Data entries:
• • • •

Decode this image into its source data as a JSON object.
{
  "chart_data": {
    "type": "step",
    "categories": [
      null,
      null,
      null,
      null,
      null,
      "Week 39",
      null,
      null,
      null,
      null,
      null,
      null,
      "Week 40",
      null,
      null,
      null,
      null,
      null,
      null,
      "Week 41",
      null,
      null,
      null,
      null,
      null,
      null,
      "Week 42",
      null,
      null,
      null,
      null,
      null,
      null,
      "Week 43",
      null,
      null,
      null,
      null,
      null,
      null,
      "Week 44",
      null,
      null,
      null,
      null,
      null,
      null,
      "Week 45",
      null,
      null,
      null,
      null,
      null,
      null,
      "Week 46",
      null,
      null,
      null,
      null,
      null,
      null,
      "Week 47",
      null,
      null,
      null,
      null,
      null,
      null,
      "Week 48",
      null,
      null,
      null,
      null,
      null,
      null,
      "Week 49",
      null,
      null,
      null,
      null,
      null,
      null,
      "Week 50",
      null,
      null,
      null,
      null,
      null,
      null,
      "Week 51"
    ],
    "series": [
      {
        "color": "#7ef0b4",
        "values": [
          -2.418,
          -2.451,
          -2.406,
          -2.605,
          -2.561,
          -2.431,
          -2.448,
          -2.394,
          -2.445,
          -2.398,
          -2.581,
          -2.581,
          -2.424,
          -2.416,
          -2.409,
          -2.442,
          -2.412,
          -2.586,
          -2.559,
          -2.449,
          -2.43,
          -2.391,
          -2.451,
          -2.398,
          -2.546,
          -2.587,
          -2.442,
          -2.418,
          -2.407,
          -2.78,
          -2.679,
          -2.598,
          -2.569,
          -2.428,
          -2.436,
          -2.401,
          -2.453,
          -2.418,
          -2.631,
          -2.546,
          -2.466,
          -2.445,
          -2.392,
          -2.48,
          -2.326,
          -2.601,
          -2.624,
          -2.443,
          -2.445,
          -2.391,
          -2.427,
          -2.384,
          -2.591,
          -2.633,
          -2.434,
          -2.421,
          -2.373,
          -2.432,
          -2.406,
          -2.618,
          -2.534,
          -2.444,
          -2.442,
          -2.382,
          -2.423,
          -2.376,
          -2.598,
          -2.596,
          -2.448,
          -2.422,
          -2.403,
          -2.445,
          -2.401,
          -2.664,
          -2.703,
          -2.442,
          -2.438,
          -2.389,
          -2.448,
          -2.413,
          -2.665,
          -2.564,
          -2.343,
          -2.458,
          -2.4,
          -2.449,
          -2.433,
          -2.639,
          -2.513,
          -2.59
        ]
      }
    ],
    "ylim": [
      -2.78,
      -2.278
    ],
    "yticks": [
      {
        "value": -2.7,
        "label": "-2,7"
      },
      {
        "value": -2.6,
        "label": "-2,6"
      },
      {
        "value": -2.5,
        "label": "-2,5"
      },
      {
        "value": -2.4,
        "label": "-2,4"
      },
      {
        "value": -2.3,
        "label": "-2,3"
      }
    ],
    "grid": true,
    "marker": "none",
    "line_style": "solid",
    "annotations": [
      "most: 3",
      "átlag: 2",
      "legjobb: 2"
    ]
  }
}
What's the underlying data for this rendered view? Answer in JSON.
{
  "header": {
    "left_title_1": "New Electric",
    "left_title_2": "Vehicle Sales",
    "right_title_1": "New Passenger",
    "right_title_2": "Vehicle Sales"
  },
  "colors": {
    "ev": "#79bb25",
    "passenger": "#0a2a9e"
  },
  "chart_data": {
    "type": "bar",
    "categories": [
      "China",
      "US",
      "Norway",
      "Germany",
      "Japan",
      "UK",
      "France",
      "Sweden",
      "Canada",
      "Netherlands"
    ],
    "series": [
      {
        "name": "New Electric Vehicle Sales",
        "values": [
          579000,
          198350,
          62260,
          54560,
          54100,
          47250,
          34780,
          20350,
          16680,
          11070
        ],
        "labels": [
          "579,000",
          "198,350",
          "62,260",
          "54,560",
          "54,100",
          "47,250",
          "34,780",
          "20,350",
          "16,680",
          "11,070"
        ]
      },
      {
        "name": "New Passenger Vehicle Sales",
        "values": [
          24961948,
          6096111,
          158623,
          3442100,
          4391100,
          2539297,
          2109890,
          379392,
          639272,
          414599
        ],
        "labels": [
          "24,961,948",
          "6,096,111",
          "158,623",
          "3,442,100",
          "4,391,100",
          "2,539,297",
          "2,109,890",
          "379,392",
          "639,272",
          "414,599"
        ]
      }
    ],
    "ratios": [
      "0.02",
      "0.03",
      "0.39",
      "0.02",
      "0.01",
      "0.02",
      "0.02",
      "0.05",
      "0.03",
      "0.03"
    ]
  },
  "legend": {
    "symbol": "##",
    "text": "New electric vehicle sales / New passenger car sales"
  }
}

• • • •

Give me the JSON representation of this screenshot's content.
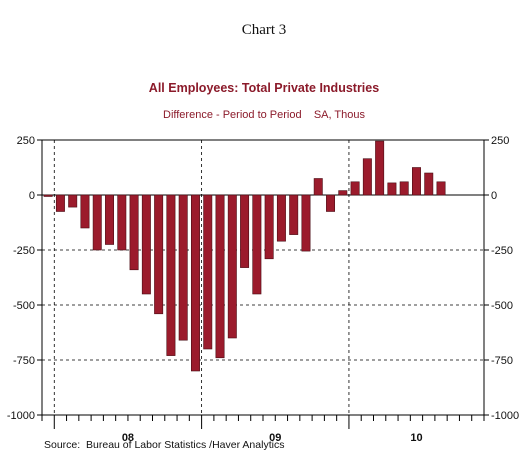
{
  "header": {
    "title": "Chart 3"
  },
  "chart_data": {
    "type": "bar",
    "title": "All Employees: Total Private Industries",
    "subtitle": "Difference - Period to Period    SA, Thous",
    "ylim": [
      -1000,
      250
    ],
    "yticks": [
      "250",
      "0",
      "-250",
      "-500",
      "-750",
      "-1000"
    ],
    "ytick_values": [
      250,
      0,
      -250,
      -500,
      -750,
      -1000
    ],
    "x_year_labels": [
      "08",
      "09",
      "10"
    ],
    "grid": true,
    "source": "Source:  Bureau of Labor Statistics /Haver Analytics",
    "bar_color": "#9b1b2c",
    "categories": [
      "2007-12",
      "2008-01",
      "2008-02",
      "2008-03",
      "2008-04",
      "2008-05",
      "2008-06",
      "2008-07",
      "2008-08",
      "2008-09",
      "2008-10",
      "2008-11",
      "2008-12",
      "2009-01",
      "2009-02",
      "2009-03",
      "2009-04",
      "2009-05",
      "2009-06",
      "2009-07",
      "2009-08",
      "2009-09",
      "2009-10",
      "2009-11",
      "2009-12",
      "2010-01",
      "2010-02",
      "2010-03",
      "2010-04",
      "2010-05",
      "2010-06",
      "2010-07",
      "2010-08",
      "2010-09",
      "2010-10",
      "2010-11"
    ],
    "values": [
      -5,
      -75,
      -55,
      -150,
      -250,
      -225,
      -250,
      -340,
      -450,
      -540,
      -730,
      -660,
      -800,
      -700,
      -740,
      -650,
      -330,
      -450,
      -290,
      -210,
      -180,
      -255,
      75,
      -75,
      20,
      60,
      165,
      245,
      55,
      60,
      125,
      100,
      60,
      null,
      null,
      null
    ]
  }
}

• • • •

Problem details ::
Looking at the data above, how many lines hold the word "source"? Respond with the number alone.

Answer to this exercise ::
2